── Material for this exercise
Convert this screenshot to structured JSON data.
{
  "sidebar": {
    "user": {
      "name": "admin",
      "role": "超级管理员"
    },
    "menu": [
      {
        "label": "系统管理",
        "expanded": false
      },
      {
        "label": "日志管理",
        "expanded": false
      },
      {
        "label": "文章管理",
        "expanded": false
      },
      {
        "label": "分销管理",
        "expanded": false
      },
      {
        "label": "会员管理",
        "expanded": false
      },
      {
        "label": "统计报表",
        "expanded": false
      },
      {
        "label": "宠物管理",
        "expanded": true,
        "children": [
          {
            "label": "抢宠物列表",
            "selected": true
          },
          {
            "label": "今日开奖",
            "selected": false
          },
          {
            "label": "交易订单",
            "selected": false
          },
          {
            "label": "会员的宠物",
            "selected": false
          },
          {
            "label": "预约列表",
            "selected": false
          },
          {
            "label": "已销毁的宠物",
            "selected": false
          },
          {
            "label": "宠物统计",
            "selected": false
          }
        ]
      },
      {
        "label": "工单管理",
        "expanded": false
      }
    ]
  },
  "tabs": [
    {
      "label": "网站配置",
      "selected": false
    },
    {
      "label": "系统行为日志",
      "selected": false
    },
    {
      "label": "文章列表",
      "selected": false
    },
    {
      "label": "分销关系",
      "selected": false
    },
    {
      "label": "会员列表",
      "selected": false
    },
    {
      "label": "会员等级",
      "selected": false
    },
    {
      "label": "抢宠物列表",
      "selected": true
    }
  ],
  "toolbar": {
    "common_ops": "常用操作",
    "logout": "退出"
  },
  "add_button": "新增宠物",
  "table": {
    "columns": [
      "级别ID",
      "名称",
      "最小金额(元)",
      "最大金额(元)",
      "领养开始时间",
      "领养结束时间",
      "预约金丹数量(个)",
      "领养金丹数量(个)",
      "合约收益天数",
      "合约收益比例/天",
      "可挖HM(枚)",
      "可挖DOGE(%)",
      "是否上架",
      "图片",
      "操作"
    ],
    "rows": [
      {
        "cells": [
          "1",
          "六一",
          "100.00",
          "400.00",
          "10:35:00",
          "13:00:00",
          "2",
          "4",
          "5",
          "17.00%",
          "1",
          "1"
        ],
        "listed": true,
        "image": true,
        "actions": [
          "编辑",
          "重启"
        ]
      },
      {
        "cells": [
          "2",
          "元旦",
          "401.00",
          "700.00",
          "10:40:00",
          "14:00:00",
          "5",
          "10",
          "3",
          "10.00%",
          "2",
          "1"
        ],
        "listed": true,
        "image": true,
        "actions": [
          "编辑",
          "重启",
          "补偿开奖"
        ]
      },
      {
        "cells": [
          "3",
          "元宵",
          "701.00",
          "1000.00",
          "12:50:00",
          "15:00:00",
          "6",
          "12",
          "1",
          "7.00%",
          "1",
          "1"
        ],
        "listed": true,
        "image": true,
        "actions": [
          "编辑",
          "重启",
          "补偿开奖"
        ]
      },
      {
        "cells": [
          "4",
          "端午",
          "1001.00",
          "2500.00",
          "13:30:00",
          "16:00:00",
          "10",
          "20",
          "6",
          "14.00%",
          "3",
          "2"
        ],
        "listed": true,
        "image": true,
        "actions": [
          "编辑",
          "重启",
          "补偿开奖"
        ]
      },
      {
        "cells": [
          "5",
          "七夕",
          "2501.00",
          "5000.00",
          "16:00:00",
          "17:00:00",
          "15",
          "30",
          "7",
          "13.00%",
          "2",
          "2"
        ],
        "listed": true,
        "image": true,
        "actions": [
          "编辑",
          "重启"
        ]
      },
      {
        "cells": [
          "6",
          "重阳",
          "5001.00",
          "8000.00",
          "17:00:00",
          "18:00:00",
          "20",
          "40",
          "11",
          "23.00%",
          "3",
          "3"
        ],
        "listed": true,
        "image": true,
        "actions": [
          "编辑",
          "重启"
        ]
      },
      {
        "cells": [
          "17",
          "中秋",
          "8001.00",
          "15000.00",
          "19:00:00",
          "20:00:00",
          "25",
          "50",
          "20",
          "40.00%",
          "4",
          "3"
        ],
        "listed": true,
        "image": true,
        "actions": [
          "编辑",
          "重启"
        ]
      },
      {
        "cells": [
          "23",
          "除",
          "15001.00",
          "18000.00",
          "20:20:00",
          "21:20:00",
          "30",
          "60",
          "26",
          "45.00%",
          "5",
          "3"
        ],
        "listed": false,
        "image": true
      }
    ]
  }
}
────
Instructions to follow: Repeat every line of the data, exactly and in full.

Solution for this task:
Convert this screenshot to structured JSON data.
{
  "sidebar": {
    "user": {
      "name": "admin",
      "role": "超级管理员"
    },
    "menu": [
      {
        "label": "系统管理",
        "expanded": false
      },
      {
        "label": "日志管理",
        "expanded": false
      },
      {
        "label": "文章管理",
        "expanded": false
      },
      {
        "label": "分销管理",
        "expanded": false
      },
      {
        "label": "会员管理",
        "expanded": false
      },
      {
        "label": "统计报表",
        "expanded": false
      },
      {
        "label": "宠物管理",
        "expanded": true,
        "children": [
          {
            "label": "抢宠物列表",
            "selected": true
          },
          {
            "label": "今日开奖",
            "selected": false
          },
          {
            "label": "交易订单",
            "selected": false
          },
          {
            "label": "会员的宠物",
            "selected": false
          },
          {
            "label": "预约列表",
            "selected": false
          },
          {
            "label": "已销毁的宠物",
            "selected": false
          },
          {
            "label": "宠物统计",
            "selected": false
          }
        ]
      },
      {
        "label": "工单管理",
        "expanded": false
      }
    ]
  },
  "tabs": [
    {
      "label": "网站配置",
      "selected": false
    },
    {
      "label": "系统行为日志",
      "selected": false
    },
    {
      "label": "文章列表",
      "selected": false
    },
    {
      "label": "分销关系",
      "selected": false
    },
    {
      "label": "会员列表",
      "selected": false
    },
    {
      "label": "会员等级",
      "selected": false
    },
    {
      "label": "抢宠物列表",
      "selected": true
    }
  ],
  "toolbar": {
    "common_ops": "常用操作",
    "logout": "退出"
  },
  "add_button": "新增宠物",
  "table": {
    "columns": [
      "级别ID",
      "名称",
      "最小金额(元)",
      "最大金额(元)",
      "领养开始时间",
      "领养结束时间",
      "预约金丹数量(个)",
      "领养金丹数量(个)",
      "合约收益天数",
      "合约收益比例/天",
      "可挖HM(枚)",
      "可挖DOGE(%)",
      "是否上架",
      "图片",
      "操作"
    ],
    "rows": [
      {
        "cells": [
          "1",
          "六一",
          "100.00",
          "400.00",
          "10:35:00",
          "13:00:00",
          "2",
          "4",
          "5",
          "17.00%",
          "1",
          "1"
        ],
        "listed": true,
        "image": true,
        "actions": [
          "编辑",
          "重启"
        ]
      },
      {
        "cells": [
          "2",
          "元旦",
          "401.00",
          "700.00",
          "10:40:00",
          "14:00:00",
          "5",
          "10",
          "3",
          "10.00%",
          "2",
          "1"
        ],
        "listed": true,
        "image": true,
        "actions": [
          "编辑",
          "重启",
          "补偿开奖"
        ]
      },
      {
        "cells": [
          "3",
          "元宵",
          "701.00",
          "1000.00",
          "12:50:00",
          "15:00:00",
          "6",
          "12",
          "1",
          "7.00%",
          "1",
          "1"
        ],
        "listed": true,
        "image": true,
        "actions": [
          "编辑",
          "重启",
          "补偿开奖"
        ]
      },
      {
        "cells": [
          "4",
          "端午",
          "1001.00",
          "2500.00",
          "13:30:00",
          "16:00:00",
          "10",
          "20",
          "6",
          "14.00%",
          "3",
          "2"
        ],
        "listed": true,
        "image": true,
        "actions": [
          "编辑",
          "重启",
          "补偿开奖"
        ]
      },
      {
        "cells": [
          "5",
          "七夕",
          "2501.00",
          "5000.00",
          "16:00:00",
          "17:00:00",
          "15",
          "30",
          "7",
          "13.00%",
          "2",
          "2"
        ],
        "listed": true,
        "image": true,
        "actions": [
          "编辑",
          "重启"
        ]
      },
      {
        "cells": [
          "6",
          "重阳",
          "5001.00",
          "8000.00",
          "17:00:00",
          "18:00:00",
          "20",
          "40",
          "11",
          "23.00%",
          "3",
          "3"
        ],
        "listed": true,
        "image": true,
        "actions": [
          "编辑",
          "重启"
        ]
      },
      {
        "cells": [
          "17",
          "中秋",
          "8001.00",
          "15000.00",
          "19:00:00",
          "20:00:00",
          "25",
          "50",
          "20",
          "40.00%",
          "4",
          "3"
        ],
        "listed": true,
        "image": true,
        "actions": [
          "编辑",
          "重启"
        ]
      },
      {
        "cells": [
          "23",
          "除",
          "15001.00",
          "18000.00",
          "20:20:00",
          "21:20:00",
          "30",
          "60",
          "26",
          "45.00%",
          "5",
          "3"
        ],
        "listed": false,
        "image": true
      }
    ]
  }
}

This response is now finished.